Objective: Find each line holding "data" and copy it out.

Record excerpts:

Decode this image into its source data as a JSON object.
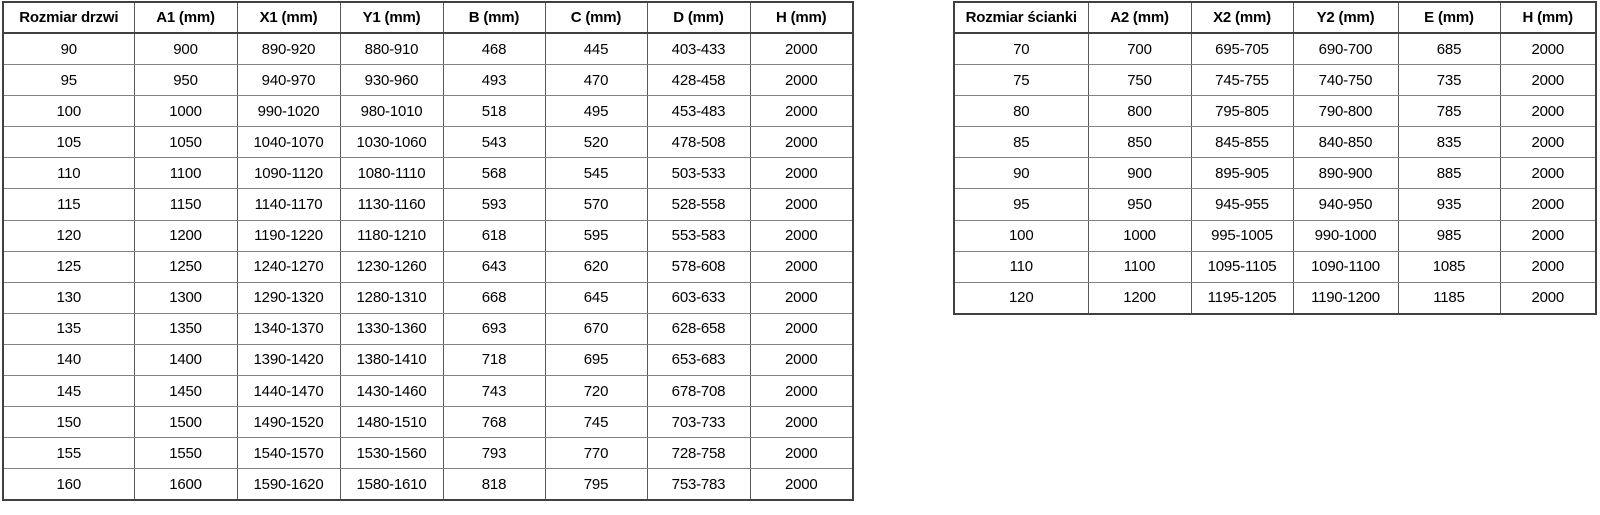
{
  "page": {
    "background": "#ffffff",
    "text_color": "#000000",
    "border_dark": "#404040",
    "border_gray": "#828282"
  },
  "left_table": {
    "headers": [
      "Rozmiar drzwi",
      "A1 (mm)",
      "X1 (mm)",
      "Y1 (mm)",
      "B (mm)",
      "C (mm)",
      "D (mm)",
      "H (mm)"
    ],
    "rows": [
      [
        "90",
        "900",
        "890-920",
        "880-910",
        "468",
        "445",
        "403-433",
        "2000"
      ],
      [
        "95",
        "950",
        "940-970",
        "930-960",
        "493",
        "470",
        "428-458",
        "2000"
      ],
      [
        "100",
        "1000",
        "990-1020",
        "980-1010",
        "518",
        "495",
        "453-483",
        "2000"
      ],
      [
        "105",
        "1050",
        "1040-1070",
        "1030-1060",
        "543",
        "520",
        "478-508",
        "2000"
      ],
      [
        "110",
        "1100",
        "1090-1120",
        "1080-1110",
        "568",
        "545",
        "503-533",
        "2000"
      ],
      [
        "115",
        "1150",
        "1140-1170",
        "1130-1160",
        "593",
        "570",
        "528-558",
        "2000"
      ],
      [
        "120",
        "1200",
        "1190-1220",
        "1180-1210",
        "618",
        "595",
        "553-583",
        "2000"
      ],
      [
        "125",
        "1250",
        "1240-1270",
        "1230-1260",
        "643",
        "620",
        "578-608",
        "2000"
      ],
      [
        "130",
        "1300",
        "1290-1320",
        "1280-1310",
        "668",
        "645",
        "603-633",
        "2000"
      ],
      [
        "135",
        "1350",
        "1340-1370",
        "1330-1360",
        "693",
        "670",
        "628-658",
        "2000"
      ],
      [
        "140",
        "1400",
        "1390-1420",
        "1380-1410",
        "718",
        "695",
        "653-683",
        "2000"
      ],
      [
        "145",
        "1450",
        "1440-1470",
        "1430-1460",
        "743",
        "720",
        "678-708",
        "2000"
      ],
      [
        "150",
        "1500",
        "1490-1520",
        "1480-1510",
        "768",
        "745",
        "703-733",
        "2000"
      ],
      [
        "155",
        "1550",
        "1540-1570",
        "1530-1560",
        "793",
        "770",
        "728-758",
        "2000"
      ],
      [
        "160",
        "1600",
        "1590-1620",
        "1580-1610",
        "818",
        "795",
        "753-783",
        "2000"
      ]
    ]
  },
  "right_table": {
    "headers": [
      "Rozmiar ścianki",
      "A2 (mm)",
      "X2 (mm)",
      "Y2 (mm)",
      "E (mm)",
      "H (mm)"
    ],
    "rows": [
      [
        "70",
        "700",
        "695-705",
        "690-700",
        "685",
        "2000"
      ],
      [
        "75",
        "750",
        "745-755",
        "740-750",
        "735",
        "2000"
      ],
      [
        "80",
        "800",
        "795-805",
        "790-800",
        "785",
        "2000"
      ],
      [
        "85",
        "850",
        "845-855",
        "840-850",
        "835",
        "2000"
      ],
      [
        "90",
        "900",
        "895-905",
        "890-900",
        "885",
        "2000"
      ],
      [
        "95",
        "950",
        "945-955",
        "940-950",
        "935",
        "2000"
      ],
      [
        "100",
        "1000",
        "995-1005",
        "990-1000",
        "985",
        "2000"
      ],
      [
        "110",
        "1100",
        "1095-1105",
        "1090-1100",
        "1085",
        "2000"
      ],
      [
        "120",
        "1200",
        "1195-1205",
        "1190-1200",
        "1185",
        "2000"
      ]
    ]
  }
}
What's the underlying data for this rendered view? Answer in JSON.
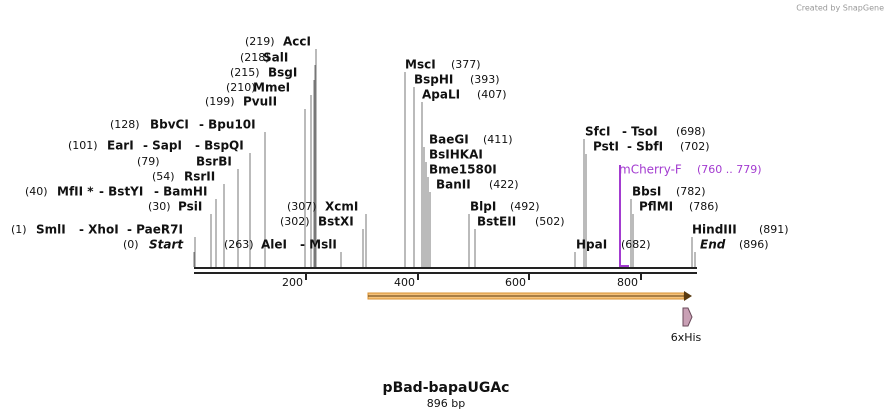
{
  "header": {
    "credit": "Created by SnapGene"
  },
  "sites": [
    [
      "(219)",
      "AccI"
    ],
    [
      "(218)",
      "SalI"
    ],
    [
      "(215)",
      "BsgI"
    ],
    [
      "(210)",
      "MmeI"
    ],
    [
      "(199)",
      "PvuII"
    ],
    [
      "(128)",
      "BbvCI",
      "- Bpu10I"
    ],
    [
      "(101)",
      "EarI",
      "- SapI",
      "- BspQI"
    ],
    [
      "(79)",
      "BsrBI"
    ],
    [
      "(54)",
      "RsrII"
    ],
    [
      "(40)",
      "MfII *",
      "- BstYI",
      "- BamHI"
    ],
    [
      "(30)",
      "PsiI"
    ],
    [
      "(1)",
      "SmlI",
      "- XhoI",
      "- PaeR7I"
    ],
    [
      "(0)",
      "Start"
    ],
    [
      "(263)",
      "AleI",
      "- MslI"
    ],
    [
      "(307)",
      "XcmI"
    ],
    [
      "(302)",
      "BstXI"
    ],
    [
      "MscI",
      "(377)"
    ],
    [
      "BspHI",
      "(393)"
    ],
    [
      "ApaLI",
      "(407)"
    ],
    [
      "BaeGI",
      "(411)"
    ],
    [
      "BsIHKAI"
    ],
    [
      "Bme1580I"
    ],
    [
      "BanII",
      "(422)"
    ],
    [
      "BlpI",
      "(492)"
    ],
    [
      "BstEII",
      "(502)"
    ],
    [
      "SfcI",
      "- TsoI",
      "(698)"
    ],
    [
      "PstI",
      "- SbfI",
      "(702)"
    ],
    [
      "BbsI",
      "(782)"
    ],
    [
      "PflMI",
      "(786)"
    ],
    [
      "HpaI",
      "(682)"
    ],
    [
      "HindIII",
      "(891)"
    ],
    [
      "End",
      "(896)"
    ]
  ],
  "primer": [
    "mCherry-F",
    "(760 .. 779)"
  ],
  "ruler": [
    "200",
    "400",
    "600",
    "800"
  ],
  "feature": "6xHis",
  "footer": {
    "title": "pBad-bapaUGAc",
    "length": "896 bp"
  }
}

Written answer:
Decode this image into its source data as a JSON object.
What's the underlying data for this rendered view? Answer in JSON.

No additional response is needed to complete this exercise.